#### Dataset excerpts
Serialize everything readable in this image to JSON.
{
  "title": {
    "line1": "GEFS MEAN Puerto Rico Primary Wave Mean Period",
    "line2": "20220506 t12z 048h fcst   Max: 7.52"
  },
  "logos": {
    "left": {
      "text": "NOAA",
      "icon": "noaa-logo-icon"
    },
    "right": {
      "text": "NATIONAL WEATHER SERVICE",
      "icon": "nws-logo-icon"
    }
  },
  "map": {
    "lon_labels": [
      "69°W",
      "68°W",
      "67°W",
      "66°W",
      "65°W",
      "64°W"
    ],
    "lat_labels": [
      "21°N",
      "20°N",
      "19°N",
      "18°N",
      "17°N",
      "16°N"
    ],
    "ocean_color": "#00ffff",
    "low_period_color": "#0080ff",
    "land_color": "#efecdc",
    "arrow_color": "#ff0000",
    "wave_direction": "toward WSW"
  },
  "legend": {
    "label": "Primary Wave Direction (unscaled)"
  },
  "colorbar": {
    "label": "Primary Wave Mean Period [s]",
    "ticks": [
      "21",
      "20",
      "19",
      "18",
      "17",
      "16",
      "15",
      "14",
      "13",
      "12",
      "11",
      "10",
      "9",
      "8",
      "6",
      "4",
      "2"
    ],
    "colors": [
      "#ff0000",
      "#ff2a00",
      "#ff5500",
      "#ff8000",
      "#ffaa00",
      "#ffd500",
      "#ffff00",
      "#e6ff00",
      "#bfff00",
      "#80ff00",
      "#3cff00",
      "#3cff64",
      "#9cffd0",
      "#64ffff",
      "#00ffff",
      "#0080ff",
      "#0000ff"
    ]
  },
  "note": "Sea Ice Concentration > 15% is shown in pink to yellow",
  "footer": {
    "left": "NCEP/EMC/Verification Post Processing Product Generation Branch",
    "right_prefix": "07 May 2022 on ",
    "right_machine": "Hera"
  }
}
########
* **What you should do**:
Restate each record word for word.

* **Solution**:
Serialize everything readable in this image to JSON.
{
  "title": {
    "line1": "GEFS MEAN Puerto Rico Primary Wave Mean Period",
    "line2": "20220506 t12z 048h fcst   Max: 7.52"
  },
  "logos": {
    "left": {
      "text": "NOAA",
      "icon": "noaa-logo-icon"
    },
    "right": {
      "text": "NATIONAL WEATHER SERVICE",
      "icon": "nws-logo-icon"
    }
  },
  "map": {
    "lon_labels": [
      "69°W",
      "68°W",
      "67°W",
      "66°W",
      "65°W",
      "64°W"
    ],
    "lat_labels": [
      "21°N",
      "20°N",
      "19°N",
      "18°N",
      "17°N",
      "16°N"
    ],
    "ocean_color": "#00ffff",
    "low_period_color": "#0080ff",
    "land_color": "#efecdc",
    "arrow_color": "#ff0000",
    "wave_direction": "toward WSW"
  },
  "legend": {
    "label": "Primary Wave Direction (unscaled)"
  },
  "colorbar": {
    "label": "Primary Wave Mean Period [s]",
    "ticks": [
      "21",
      "20",
      "19",
      "18",
      "17",
      "16",
      "15",
      "14",
      "13",
      "12",
      "11",
      "10",
      "9",
      "8",
      "6",
      "4",
      "2"
    ],
    "colors": [
      "#ff0000",
      "#ff2a00",
      "#ff5500",
      "#ff8000",
      "#ffaa00",
      "#ffd500",
      "#ffff00",
      "#e6ff00",
      "#bfff00",
      "#80ff00",
      "#3cff00",
      "#3cff64",
      "#9cffd0",
      "#64ffff",
      "#00ffff",
      "#0080ff",
      "#0000ff"
    ]
  },
  "note": "Sea Ice Concentration > 15% is shown in pink to yellow",
  "footer": {
    "left": "NCEP/EMC/Verification Post Processing Product Generation Branch",
    "right_prefix": "07 May 2022 on ",
    "right_machine": "Hera"
  }
}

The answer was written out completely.